Menjadi Sahabat dalam Menegaskan Panggilan

Saya memilih judul catatan ini “Menjadi Sahabat dalam Menegaskan Panggilan” karena memang itulah yang saya harapkan terjadi berkenaan penghayatan hidup saya dalam tugas di Seminari maupun berkenaan dengan kebersamaan dan persahabatan yang berjalan di Seminari.  Itu pula yang secara kuat saya rasakan setelah saya, di awal tugas, melakukan perjumpaan pribadi dengan masing-masing dari teman-teman semua. Peran dan hal yang mesti terjadi di Seminari adalah proses yang membantu mengembangkan dan mengklarifikasi panggilan. Staf dan sesama teman berperan dalam pokok penting ini.

Tugas Wajib
(1) Salinlah tanpa perubahan bagian kutipan yang diawali kata-kata yang memuat "Saya memilih judul" dan diakhiri dengan "pokok penting ini.".
(2) Berdasarkan kutipan, jelaskan mengapa judul “Menjadi Sahabat dalam Menegaskan Panggilan” dipilih untuk catatan tersebut.
Jawablah semata-mata berdasarkan kutipan di atas.

Entri Mentah
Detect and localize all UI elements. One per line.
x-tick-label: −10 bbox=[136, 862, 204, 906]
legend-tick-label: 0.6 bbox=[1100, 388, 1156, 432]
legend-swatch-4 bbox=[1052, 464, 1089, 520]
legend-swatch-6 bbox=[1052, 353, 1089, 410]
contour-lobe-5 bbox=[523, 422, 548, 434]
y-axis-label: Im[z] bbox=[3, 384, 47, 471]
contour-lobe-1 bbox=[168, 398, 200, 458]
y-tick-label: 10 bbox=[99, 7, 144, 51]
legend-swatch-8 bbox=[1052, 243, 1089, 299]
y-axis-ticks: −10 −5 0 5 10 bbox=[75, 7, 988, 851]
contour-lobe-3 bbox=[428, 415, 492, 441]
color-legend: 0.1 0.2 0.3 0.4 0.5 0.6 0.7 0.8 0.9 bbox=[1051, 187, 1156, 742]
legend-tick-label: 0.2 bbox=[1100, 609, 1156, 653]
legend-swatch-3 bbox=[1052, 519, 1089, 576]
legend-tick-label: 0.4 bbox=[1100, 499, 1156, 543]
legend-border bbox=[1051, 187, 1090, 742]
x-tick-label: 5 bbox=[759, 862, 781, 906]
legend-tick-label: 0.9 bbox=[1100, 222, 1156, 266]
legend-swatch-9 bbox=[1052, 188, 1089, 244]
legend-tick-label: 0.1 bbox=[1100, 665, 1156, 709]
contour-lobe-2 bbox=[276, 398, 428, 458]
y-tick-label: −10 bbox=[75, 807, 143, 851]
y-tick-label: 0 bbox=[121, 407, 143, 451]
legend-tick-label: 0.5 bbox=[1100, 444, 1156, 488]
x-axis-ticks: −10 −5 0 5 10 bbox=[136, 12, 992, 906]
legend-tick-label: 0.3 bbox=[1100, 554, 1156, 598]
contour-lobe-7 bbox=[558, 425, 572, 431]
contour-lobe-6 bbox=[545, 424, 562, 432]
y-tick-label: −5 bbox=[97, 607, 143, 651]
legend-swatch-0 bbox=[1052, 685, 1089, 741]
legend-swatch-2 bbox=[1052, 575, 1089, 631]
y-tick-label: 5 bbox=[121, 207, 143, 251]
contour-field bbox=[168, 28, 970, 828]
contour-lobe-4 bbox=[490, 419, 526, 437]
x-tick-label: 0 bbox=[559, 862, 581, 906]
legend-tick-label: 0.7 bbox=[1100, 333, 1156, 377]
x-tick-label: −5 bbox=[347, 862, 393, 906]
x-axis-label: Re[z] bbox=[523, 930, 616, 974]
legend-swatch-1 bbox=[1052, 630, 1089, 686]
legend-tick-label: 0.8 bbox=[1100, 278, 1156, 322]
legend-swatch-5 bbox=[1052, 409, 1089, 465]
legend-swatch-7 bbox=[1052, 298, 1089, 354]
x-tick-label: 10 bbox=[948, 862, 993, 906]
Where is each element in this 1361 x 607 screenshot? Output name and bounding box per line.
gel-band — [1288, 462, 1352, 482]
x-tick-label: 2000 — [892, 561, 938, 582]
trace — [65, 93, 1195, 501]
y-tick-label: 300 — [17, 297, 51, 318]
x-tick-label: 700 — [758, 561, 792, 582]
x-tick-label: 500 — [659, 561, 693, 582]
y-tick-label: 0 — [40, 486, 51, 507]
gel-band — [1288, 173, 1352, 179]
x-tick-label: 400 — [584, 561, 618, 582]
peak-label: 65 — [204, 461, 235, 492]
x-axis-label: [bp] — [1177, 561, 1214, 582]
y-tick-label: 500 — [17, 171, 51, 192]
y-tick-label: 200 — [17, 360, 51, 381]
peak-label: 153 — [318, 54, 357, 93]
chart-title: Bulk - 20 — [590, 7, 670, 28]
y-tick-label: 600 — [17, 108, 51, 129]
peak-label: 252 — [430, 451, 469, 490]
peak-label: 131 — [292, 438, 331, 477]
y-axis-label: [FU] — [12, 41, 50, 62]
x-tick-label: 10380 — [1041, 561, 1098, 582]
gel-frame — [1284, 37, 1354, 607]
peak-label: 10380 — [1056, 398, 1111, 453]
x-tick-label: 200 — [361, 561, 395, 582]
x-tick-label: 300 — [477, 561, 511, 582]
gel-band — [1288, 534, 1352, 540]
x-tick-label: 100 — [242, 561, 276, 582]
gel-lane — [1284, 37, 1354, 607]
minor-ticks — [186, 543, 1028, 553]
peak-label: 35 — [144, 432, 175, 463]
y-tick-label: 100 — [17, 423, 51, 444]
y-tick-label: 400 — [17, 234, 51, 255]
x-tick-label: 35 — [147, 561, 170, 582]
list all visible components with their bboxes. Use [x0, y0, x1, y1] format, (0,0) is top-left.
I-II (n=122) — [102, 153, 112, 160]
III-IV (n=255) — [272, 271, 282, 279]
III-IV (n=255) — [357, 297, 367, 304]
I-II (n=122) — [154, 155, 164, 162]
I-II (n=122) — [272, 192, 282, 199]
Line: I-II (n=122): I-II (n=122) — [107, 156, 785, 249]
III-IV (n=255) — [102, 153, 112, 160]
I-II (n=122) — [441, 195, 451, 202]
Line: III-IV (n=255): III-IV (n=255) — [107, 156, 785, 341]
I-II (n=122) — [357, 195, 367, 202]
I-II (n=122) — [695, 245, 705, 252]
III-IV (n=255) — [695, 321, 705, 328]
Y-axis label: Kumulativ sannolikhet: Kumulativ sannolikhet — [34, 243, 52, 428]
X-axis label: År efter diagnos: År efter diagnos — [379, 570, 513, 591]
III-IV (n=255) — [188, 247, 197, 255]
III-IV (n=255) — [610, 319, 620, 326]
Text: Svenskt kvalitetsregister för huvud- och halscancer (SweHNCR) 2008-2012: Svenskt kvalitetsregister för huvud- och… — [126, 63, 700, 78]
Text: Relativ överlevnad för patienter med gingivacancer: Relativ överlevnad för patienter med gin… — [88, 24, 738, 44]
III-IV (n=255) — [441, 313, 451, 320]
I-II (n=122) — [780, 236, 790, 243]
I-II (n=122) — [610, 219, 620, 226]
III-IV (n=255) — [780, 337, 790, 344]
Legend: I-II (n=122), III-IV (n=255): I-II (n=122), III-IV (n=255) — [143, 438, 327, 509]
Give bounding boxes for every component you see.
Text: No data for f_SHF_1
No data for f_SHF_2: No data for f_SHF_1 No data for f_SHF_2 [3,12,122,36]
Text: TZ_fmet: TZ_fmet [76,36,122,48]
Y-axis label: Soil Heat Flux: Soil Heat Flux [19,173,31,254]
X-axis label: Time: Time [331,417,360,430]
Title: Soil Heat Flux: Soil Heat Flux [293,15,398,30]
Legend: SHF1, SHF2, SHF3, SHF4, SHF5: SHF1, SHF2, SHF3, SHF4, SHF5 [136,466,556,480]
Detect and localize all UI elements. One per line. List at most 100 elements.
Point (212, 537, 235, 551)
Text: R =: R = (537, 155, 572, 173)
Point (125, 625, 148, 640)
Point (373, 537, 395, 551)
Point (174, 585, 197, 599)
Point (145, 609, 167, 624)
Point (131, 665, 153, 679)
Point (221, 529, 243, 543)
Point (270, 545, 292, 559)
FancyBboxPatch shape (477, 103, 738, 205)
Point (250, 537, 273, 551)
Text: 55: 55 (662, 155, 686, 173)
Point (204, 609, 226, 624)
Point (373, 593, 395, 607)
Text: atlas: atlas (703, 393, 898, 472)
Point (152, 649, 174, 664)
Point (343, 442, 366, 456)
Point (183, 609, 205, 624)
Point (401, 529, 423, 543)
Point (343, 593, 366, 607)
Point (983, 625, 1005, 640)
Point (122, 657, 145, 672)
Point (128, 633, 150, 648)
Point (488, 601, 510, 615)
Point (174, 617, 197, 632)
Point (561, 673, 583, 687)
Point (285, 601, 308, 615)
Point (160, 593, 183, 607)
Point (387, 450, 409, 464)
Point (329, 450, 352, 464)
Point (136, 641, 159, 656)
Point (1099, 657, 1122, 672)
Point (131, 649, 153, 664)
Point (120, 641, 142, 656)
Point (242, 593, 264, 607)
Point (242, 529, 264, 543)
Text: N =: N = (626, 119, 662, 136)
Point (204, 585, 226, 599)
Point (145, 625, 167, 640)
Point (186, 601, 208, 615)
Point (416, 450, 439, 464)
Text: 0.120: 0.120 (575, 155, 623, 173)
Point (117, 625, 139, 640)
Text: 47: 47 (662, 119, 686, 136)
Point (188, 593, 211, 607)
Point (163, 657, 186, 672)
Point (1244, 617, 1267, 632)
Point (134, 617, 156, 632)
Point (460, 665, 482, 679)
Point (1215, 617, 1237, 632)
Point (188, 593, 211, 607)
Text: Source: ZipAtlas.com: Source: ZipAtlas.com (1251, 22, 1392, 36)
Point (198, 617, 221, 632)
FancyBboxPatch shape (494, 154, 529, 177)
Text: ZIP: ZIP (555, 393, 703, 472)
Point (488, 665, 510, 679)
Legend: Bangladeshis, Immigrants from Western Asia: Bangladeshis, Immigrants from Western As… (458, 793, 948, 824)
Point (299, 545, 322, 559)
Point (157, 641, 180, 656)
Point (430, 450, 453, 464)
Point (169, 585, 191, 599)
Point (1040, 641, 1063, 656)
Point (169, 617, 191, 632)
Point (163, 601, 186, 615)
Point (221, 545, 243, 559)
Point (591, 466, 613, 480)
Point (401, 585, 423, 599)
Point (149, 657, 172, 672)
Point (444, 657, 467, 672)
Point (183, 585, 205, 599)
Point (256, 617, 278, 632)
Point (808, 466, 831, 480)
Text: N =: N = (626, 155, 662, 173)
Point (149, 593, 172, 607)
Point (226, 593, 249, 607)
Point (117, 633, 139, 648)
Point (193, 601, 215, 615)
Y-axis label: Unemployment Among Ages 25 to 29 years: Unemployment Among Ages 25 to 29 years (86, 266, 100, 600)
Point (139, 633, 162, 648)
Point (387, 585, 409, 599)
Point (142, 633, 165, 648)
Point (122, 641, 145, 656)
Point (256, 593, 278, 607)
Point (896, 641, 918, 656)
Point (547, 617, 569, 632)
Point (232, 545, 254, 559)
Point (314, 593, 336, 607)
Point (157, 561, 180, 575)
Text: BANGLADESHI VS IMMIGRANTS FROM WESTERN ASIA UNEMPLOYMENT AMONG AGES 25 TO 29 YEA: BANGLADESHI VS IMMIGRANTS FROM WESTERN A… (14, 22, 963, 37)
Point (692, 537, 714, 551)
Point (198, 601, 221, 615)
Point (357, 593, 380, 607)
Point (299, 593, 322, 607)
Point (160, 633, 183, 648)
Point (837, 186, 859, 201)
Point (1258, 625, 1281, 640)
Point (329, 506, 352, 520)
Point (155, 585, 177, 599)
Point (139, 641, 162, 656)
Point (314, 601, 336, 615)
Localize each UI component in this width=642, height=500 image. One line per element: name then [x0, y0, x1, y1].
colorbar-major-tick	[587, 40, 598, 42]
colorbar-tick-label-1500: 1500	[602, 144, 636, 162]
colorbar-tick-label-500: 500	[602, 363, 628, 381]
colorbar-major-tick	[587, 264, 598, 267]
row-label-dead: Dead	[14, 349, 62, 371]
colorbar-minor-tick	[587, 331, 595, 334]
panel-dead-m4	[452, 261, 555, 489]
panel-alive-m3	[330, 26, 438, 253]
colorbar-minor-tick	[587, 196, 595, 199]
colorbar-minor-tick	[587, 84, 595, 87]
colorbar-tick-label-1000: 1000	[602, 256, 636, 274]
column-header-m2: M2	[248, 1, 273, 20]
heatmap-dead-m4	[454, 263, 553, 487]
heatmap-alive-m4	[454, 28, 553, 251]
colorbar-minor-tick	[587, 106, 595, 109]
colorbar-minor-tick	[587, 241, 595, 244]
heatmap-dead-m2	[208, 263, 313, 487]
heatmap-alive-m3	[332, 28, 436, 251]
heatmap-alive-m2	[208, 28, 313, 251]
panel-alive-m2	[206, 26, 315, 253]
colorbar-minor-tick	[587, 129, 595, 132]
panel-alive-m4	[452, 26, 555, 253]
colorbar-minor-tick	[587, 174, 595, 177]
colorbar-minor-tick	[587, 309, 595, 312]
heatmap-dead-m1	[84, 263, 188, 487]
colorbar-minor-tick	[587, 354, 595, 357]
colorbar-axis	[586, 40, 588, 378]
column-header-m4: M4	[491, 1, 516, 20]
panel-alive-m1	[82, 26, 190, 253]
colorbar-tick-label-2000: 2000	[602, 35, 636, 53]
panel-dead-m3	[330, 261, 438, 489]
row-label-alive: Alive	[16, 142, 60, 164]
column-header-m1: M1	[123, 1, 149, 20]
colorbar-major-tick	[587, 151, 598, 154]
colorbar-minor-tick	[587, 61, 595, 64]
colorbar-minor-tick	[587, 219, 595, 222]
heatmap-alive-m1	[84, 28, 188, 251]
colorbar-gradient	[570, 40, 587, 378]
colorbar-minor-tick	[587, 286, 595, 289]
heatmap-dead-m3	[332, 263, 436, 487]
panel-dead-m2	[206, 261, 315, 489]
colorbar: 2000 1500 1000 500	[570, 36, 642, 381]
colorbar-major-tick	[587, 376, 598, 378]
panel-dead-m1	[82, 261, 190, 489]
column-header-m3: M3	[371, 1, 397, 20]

Jawaban Tugas
(1)
Saya memilih judul catatan ini “Menjadi Sahabat dalam Menegaskan Panggilan” karena memang itulah yang saya harapkan terjadi berkenaan penghayatan hidup saya dalam tugas di Seminari maupun berkenaan dengan kebersamaan dan persahabatan yang berjalan di Seminari.  Itu pula yang secara kuat saya rasakan setelah saya, di awal tugas, melakukan perjumpaan pribadi dengan masing-masing dari teman-teman semua. Peran dan hal yang mesti terjadi di Seminari adalah proses yang membantu mengembangkan dan mengklarifikasi panggilan. Staf dan sesama teman berperan dalam pokok penting ini.

(2) Judul itu dipilih karena memang itulah yang diharapkan terjadi, baik berkenaan dengan penghayatan hidup dalam tugas di Seminari maupun berkenaan dengan kebersamaan dan persahabatan yang berjalan di Seminari.